> **GOAL OF THE EXERCISE**: Using the data below, gather each line that includes the word "emit".

> **INPUT RECORDS**:
◇ ◇ ◇ ◇

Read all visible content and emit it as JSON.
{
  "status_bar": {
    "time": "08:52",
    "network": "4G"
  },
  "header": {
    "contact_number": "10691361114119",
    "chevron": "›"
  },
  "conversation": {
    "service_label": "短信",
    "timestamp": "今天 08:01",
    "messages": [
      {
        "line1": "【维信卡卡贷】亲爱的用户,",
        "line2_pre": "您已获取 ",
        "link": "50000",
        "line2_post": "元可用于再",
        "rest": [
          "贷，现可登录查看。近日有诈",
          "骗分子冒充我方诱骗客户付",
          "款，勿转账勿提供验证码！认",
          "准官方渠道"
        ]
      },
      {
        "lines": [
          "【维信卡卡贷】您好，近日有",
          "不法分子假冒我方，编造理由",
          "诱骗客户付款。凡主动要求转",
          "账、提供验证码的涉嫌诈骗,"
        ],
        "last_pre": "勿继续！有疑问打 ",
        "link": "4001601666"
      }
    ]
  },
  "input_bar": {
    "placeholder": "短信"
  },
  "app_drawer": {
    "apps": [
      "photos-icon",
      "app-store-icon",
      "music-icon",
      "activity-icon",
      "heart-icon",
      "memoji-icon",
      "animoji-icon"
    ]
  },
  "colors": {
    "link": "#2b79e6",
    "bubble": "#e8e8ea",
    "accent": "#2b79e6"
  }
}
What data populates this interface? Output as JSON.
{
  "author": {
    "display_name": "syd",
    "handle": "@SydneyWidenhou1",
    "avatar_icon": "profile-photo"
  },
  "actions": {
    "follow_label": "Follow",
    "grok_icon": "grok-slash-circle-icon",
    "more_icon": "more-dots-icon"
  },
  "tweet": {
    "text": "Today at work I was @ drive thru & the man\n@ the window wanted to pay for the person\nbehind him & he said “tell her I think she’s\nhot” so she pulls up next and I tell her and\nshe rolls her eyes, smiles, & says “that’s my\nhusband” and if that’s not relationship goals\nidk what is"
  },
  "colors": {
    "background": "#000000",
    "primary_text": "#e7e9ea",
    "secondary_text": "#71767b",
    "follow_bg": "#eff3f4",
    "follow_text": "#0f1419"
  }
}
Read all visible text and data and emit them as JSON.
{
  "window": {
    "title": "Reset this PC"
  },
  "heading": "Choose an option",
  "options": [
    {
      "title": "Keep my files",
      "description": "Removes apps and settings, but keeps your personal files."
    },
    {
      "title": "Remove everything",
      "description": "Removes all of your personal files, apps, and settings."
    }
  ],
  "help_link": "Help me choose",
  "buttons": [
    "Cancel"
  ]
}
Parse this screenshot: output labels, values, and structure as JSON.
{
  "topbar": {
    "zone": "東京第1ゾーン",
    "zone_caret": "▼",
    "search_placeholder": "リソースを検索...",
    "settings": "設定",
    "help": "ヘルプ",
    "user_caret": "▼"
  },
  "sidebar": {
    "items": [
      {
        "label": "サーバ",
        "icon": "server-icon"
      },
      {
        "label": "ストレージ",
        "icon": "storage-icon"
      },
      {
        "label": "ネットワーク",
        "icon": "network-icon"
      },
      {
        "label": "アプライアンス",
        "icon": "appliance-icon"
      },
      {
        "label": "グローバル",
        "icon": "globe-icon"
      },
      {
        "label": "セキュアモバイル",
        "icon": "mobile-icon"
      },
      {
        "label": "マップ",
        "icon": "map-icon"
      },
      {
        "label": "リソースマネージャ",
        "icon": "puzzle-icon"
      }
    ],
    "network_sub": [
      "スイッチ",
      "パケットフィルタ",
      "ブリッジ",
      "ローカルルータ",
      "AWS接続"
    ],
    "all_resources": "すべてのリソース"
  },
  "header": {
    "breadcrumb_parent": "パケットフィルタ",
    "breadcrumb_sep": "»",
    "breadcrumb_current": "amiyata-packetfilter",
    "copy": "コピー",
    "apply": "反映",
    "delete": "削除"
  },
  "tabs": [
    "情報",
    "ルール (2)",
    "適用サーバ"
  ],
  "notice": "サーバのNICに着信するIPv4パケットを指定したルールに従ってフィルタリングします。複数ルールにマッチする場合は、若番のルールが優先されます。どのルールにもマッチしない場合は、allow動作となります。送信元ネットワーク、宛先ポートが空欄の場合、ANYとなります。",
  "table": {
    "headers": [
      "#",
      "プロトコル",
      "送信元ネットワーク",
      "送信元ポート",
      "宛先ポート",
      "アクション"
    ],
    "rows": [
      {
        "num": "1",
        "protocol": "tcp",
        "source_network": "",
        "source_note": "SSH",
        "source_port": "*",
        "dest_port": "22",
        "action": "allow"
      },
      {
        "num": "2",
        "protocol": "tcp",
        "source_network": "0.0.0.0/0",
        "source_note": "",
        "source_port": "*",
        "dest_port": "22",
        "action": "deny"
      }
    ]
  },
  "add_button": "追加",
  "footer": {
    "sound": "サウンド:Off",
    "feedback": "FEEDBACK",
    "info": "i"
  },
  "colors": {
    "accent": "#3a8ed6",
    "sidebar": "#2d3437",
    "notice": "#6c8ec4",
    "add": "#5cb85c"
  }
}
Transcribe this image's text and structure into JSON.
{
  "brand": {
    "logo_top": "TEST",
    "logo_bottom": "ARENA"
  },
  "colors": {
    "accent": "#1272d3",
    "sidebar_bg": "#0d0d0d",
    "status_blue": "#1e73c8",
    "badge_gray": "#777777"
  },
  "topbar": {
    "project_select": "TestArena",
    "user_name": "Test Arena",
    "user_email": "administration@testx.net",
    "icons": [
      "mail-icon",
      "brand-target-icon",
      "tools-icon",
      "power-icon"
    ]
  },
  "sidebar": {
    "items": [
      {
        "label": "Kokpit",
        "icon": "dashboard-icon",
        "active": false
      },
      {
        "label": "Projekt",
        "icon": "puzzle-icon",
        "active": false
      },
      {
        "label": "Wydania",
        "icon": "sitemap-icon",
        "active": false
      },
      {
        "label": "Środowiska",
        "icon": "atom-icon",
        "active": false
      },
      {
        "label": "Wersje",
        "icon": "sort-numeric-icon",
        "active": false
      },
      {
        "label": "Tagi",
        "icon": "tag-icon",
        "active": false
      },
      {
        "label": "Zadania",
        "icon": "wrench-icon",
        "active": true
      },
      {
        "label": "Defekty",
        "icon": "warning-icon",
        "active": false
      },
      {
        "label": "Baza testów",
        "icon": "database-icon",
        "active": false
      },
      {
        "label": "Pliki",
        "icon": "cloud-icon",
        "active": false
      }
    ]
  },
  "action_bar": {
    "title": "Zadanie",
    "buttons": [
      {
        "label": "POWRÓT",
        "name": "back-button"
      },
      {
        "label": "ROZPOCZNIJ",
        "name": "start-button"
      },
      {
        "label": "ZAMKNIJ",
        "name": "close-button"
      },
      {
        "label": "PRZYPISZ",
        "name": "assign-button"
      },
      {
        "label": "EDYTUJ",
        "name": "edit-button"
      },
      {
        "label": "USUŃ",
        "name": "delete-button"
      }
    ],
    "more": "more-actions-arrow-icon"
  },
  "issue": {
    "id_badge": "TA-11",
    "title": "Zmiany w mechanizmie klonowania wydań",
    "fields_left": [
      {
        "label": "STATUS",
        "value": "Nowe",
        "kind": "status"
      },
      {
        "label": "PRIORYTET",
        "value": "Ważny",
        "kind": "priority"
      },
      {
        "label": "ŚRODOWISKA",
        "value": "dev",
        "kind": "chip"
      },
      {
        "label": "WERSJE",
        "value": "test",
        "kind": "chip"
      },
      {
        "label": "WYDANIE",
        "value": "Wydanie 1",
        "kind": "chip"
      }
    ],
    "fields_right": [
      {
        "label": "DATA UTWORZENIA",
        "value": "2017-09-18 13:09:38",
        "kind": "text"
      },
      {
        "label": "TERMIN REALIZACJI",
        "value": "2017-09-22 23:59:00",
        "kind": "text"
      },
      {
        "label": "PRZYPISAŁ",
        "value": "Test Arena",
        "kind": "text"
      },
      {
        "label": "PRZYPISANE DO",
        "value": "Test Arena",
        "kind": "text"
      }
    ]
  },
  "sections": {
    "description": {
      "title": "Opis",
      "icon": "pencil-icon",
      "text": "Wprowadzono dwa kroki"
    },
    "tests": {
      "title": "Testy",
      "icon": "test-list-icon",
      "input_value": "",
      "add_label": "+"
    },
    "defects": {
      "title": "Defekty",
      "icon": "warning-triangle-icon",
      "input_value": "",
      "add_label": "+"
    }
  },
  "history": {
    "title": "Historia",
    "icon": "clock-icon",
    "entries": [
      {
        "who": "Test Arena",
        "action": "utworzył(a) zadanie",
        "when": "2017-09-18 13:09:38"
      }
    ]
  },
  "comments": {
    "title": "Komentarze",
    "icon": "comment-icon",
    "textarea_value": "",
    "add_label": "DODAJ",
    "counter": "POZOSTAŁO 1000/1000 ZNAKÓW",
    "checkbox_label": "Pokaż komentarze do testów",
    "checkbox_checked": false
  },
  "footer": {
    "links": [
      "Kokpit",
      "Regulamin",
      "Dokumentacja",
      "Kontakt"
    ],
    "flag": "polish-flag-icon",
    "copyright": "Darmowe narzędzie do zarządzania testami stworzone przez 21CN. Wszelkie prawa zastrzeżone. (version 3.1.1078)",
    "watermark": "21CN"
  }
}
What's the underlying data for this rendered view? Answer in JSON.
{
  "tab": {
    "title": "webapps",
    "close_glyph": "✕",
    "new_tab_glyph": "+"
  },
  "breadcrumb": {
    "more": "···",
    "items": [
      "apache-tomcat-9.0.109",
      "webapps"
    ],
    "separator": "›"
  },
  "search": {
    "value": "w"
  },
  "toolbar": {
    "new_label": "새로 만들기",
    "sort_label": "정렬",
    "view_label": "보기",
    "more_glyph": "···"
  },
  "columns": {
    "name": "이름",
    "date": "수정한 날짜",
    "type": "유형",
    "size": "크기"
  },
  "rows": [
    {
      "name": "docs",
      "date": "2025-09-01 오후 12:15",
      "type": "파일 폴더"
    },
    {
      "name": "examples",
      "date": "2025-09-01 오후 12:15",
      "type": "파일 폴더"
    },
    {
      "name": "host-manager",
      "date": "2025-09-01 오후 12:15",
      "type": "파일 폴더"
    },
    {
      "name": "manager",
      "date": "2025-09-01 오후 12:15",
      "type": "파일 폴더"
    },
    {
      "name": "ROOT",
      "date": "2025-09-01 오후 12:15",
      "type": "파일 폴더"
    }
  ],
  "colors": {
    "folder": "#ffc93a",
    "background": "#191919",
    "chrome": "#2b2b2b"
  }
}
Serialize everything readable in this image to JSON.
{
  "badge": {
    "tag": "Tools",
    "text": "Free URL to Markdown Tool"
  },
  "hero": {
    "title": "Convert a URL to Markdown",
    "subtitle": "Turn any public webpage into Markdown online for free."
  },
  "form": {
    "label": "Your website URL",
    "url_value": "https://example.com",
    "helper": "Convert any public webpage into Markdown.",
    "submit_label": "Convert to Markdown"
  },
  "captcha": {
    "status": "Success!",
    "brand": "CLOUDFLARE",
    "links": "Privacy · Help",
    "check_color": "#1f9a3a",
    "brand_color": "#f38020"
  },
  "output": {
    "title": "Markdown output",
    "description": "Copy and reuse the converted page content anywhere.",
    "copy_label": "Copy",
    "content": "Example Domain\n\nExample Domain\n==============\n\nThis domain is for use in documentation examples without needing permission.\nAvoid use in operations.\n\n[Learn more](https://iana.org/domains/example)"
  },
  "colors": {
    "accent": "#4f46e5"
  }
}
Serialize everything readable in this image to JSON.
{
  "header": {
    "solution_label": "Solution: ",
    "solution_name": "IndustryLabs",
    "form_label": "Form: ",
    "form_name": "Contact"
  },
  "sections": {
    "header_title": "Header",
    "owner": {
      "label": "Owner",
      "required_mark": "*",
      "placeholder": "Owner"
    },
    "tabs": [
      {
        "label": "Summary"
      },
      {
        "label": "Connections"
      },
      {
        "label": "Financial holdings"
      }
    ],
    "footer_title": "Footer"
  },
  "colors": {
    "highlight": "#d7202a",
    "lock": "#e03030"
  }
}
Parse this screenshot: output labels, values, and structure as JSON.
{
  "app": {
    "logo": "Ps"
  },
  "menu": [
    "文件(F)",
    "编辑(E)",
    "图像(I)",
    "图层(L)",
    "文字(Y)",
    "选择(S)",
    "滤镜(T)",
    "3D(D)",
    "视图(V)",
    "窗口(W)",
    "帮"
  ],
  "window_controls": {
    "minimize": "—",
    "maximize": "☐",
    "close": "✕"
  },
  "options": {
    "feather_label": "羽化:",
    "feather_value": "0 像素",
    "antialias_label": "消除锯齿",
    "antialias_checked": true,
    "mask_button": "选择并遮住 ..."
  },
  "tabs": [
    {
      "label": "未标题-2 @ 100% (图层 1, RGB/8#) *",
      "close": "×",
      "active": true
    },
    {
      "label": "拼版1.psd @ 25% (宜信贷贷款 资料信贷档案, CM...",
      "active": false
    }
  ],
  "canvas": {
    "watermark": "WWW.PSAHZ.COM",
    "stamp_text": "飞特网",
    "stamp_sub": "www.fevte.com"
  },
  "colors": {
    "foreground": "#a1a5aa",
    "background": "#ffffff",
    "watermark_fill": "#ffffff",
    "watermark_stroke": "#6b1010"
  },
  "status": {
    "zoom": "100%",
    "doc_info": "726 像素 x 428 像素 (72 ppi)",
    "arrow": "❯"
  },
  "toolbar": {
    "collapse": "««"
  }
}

◇ ◇ ◇ ◇

> **FULL OUTPUT**:
Read all visible content and emit it as JSON.
Read all visible text and data and emit them as JSON.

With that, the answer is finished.